> Aim of the exercise
Leave the pictures out and print every record below exactly as it stands.

> Given records
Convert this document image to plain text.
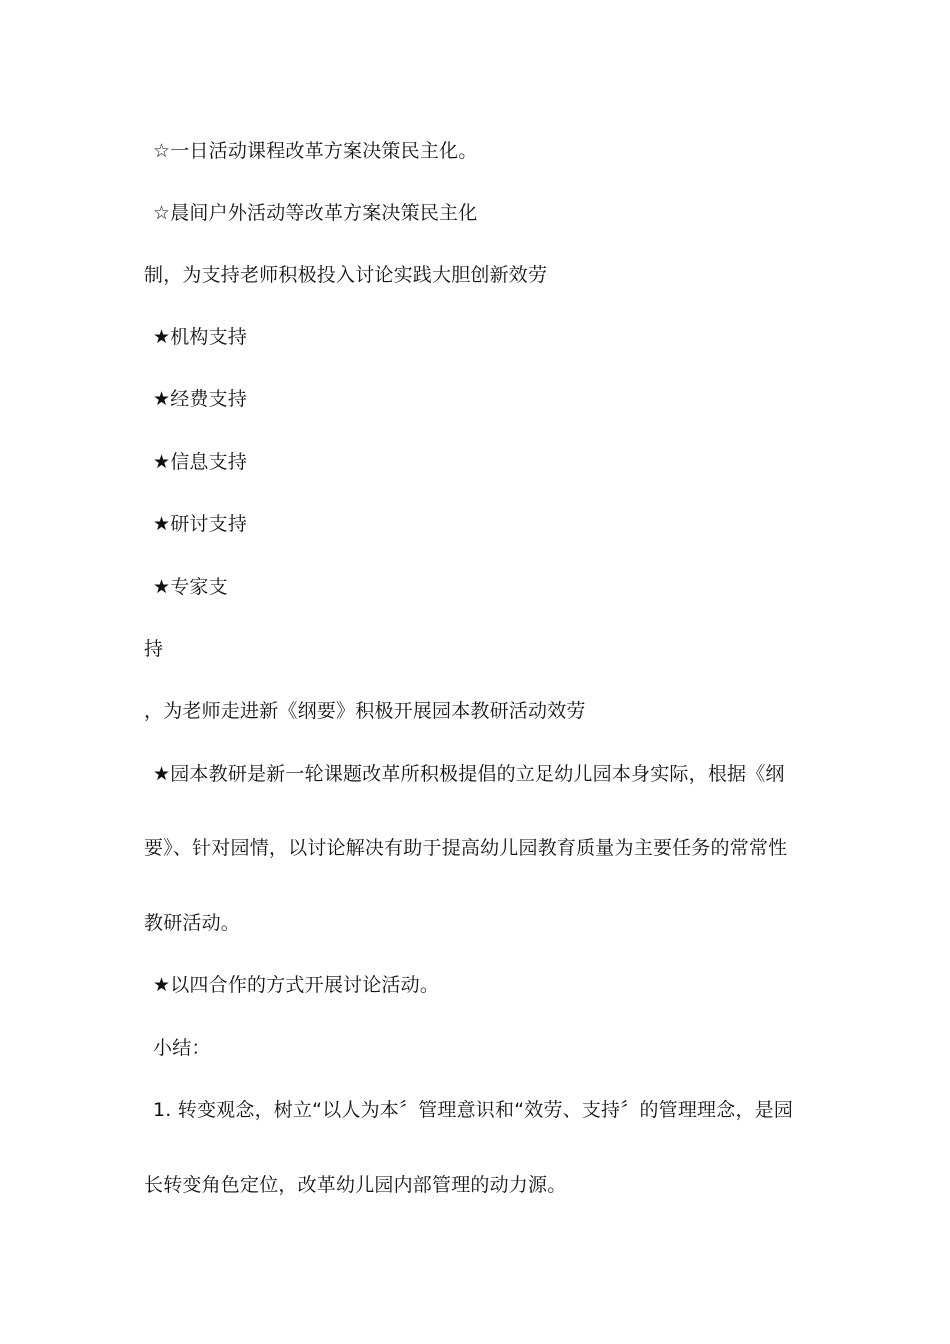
☆一日活动课程改革方案决策民主化。
☆晨间户外活动等改革方案决策民主化
制，为支持老师积极投入讨论实践大胆创新效劳
★机构支持
★经费支持
★信息支持
★研讨支持
★专家支
持
，为老师走进新《纲要》积极开展园本教研活动效劳
★园本教研是新一轮课题改革所积极提倡的立足幼儿园本身实际，根据《纲
要》、针对园情，以讨论解决有助于提高幼儿园教育质量为主要任务的常常性
教研活动。
★以四合作的方式开展讨论活动。
小结：
1. 转变观念，树立“以人为本〞管理意识和“效劳、支持〞的管理理念，是园
长转变角色定位，改革幼儿园内部管理的动力源。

> Completed exercise
Convert this document image to plain text.
☆一日活动课程改革方案决策民主化。
☆晨间户外活动等改革方案决策民主化
制，为支持老师积极投入讨论实践大胆创新效劳
★机构支持
★经费支持
★信息支持
★研讨支持
★专家支
持
，为老师走进新《纲要》积极开展园本教研活动效劳
★园本教研是新一轮课题改革所积极提倡的立足幼儿园本身实际，根据《纲
要》、针对园情，以讨论解决有助于提高幼儿园教育质量为主要任务的常常性
教研活动。
★以四合作的方式开展讨论活动。
小结：
1. 转变观念，树立“以人为本〞管理意识和“效劳、支持〞的管理理念，是园
长转变角色定位，改革幼儿园内部管理的动力源。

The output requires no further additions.